Source data
▼

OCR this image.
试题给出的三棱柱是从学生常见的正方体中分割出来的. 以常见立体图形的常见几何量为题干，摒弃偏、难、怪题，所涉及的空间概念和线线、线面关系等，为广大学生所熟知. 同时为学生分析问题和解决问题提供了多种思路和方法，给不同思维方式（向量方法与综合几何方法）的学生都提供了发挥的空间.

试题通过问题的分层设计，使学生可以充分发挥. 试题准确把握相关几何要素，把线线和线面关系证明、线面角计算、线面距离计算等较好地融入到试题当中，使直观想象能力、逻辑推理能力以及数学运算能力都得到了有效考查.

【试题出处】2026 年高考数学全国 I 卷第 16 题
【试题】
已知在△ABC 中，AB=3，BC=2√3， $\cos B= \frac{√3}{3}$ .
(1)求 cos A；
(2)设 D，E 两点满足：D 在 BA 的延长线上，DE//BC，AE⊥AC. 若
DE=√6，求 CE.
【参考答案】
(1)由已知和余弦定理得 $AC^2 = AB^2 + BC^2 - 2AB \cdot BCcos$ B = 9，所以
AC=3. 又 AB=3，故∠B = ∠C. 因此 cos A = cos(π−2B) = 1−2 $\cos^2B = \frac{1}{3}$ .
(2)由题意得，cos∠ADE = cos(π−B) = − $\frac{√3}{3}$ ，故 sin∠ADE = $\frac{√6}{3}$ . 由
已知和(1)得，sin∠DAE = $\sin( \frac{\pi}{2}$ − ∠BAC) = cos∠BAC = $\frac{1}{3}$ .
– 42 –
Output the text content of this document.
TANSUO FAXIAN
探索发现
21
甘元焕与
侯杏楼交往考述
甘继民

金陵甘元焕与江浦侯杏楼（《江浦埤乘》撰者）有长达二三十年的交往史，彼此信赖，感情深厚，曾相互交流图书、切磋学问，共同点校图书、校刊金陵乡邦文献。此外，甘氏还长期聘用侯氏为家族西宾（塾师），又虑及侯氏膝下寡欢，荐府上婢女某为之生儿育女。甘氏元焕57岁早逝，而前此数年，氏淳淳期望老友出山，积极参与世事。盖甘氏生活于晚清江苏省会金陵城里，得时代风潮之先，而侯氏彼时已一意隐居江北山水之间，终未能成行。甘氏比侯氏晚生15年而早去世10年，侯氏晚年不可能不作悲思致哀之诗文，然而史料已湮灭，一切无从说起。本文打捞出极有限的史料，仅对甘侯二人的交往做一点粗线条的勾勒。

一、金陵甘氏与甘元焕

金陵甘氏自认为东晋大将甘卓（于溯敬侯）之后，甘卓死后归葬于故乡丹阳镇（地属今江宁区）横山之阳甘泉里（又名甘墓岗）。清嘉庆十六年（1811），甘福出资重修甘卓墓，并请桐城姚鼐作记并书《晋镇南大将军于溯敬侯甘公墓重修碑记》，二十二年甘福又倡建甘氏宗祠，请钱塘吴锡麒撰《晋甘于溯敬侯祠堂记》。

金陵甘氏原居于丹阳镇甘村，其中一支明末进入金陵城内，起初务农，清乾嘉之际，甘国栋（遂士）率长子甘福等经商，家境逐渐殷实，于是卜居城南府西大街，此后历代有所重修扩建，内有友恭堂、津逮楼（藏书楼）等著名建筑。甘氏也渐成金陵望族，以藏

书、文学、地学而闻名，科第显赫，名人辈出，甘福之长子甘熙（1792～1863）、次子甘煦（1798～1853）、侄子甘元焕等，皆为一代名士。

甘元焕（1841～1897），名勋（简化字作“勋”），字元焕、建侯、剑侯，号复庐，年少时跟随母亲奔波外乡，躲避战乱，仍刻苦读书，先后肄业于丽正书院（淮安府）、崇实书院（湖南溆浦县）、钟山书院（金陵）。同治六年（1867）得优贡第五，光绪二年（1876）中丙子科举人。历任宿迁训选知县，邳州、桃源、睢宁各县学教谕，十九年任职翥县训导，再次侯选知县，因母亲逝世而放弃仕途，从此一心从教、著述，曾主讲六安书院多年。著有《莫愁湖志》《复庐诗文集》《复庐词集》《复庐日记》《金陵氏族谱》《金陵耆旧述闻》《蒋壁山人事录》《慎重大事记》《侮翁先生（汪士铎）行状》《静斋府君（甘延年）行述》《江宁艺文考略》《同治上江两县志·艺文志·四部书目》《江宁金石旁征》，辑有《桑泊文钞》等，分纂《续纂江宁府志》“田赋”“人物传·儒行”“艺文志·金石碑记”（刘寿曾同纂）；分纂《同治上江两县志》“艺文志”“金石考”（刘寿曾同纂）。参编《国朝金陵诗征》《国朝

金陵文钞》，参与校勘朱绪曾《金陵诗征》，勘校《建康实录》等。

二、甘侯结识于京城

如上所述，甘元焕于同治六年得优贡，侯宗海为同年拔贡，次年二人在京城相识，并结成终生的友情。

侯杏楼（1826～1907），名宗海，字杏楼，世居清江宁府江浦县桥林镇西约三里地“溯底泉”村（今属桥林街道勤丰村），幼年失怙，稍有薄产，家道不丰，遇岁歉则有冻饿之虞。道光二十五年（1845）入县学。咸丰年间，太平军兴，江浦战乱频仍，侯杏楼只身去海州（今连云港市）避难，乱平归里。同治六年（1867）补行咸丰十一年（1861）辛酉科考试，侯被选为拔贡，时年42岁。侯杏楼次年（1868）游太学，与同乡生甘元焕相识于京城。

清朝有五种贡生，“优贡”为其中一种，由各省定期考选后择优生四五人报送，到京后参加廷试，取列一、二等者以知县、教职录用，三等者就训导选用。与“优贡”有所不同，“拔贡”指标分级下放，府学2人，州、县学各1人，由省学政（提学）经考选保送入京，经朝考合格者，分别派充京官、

▲

→ **Task prompt**: Which lines of the material contain the string "this"? List each of them.

→ **Written answer**:
OCR this image.
Output the text content of this document.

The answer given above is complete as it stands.